**What you will do**
Every line in the listing is to be echoed verbatim.

**Material provided**
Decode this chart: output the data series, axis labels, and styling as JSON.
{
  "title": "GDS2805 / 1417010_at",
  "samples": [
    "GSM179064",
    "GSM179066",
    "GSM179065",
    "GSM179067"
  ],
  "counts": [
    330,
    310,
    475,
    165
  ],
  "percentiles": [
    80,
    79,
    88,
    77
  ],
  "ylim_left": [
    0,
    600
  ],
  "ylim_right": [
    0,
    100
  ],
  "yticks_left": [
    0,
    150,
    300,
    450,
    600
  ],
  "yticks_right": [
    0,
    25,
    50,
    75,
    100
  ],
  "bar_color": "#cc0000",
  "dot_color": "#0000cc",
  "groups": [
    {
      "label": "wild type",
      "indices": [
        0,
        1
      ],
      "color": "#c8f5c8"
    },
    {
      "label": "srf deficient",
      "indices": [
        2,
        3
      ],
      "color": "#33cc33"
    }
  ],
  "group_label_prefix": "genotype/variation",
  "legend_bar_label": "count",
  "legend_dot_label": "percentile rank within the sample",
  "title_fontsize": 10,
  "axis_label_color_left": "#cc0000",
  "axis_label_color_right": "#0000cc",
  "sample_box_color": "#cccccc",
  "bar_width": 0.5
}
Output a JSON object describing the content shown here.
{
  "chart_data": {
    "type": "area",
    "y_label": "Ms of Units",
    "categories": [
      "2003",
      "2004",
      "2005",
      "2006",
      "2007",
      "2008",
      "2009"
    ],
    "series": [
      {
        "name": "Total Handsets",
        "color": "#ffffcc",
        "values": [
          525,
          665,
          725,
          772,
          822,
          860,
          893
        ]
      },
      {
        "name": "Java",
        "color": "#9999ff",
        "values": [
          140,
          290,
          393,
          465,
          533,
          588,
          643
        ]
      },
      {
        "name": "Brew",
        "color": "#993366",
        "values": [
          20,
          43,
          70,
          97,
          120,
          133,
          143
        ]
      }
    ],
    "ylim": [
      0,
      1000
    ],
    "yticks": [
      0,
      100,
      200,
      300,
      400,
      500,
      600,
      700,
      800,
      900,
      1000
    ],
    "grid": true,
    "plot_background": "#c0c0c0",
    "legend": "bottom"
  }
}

**Response for this exercise**
Decode this chart: output the data series, axis labels, and styling as JSON.
{
  "title": "GDS2805 / 1417010_at",
  "samples": [
    "GSM179064",
    "GSM179066",
    "GSM179065",
    "GSM179067"
  ],
  "counts": [
    330,
    310,
    475,
    165
  ],
  "percentiles": [
    80,
    79,
    88,
    77
  ],
  "ylim_left": [
    0,
    600
  ],
  "ylim_right": [
    0,
    100
  ],
  "yticks_left": [
    0,
    150,
    300,
    450,
    600
  ],
  "yticks_right": [
    0,
    25,
    50,
    75,
    100
  ],
  "bar_color": "#cc0000",
  "dot_color": "#0000cc",
  "groups": [
    {
      "label": "wild type",
      "indices": [
        0,
        1
      ],
      "color": "#c8f5c8"
    },
    {
      "label": "srf deficient",
      "indices": [
        2,
        3
      ],
      "color": "#33cc33"
    }
  ],
  "group_label_prefix": "genotype/variation",
  "legend_bar_label": "count",
  "legend_dot_label": "percentile rank within the sample",
  "title_fontsize": 10,
  "axis_label_color_left": "#cc0000",
  "axis_label_color_right": "#0000cc",
  "sample_box_color": "#cccccc",
  "bar_width": 0.5
}
Output a JSON object describing the content shown here.
{
  "chart_data": {
    "type": "area",
    "y_label": "Ms of Units",
    "categories": [
      "2003",
      "2004",
      "2005",
      "2006",
      "2007",
      "2008",
      "2009"
    ],
    "series": [
      {
        "name": "Total Handsets",
        "color": "#ffffcc",
        "values": [
          525,
          665,
          725,
          772,
          822,
          860,
          893
        ]
      },
      {
        "name": "Java",
        "color": "#9999ff",
        "values": [
          140,
          290,
          393,
          465,
          533,
          588,
          643
        ]
      },
      {
        "name": "Brew",
        "color": "#993366",
        "values": [
          20,
          43,
          70,
          97,
          120,
          133,
          143
        ]
      }
    ],
    "ylim": [
      0,
      1000
    ],
    "yticks": [
      0,
      100,
      200,
      300,
      400,
      500,
      600,
      700,
      800,
      900,
      1000
    ],
    "grid": true,
    "plot_background": "#c0c0c0",
    "legend": "bottom"
  }
}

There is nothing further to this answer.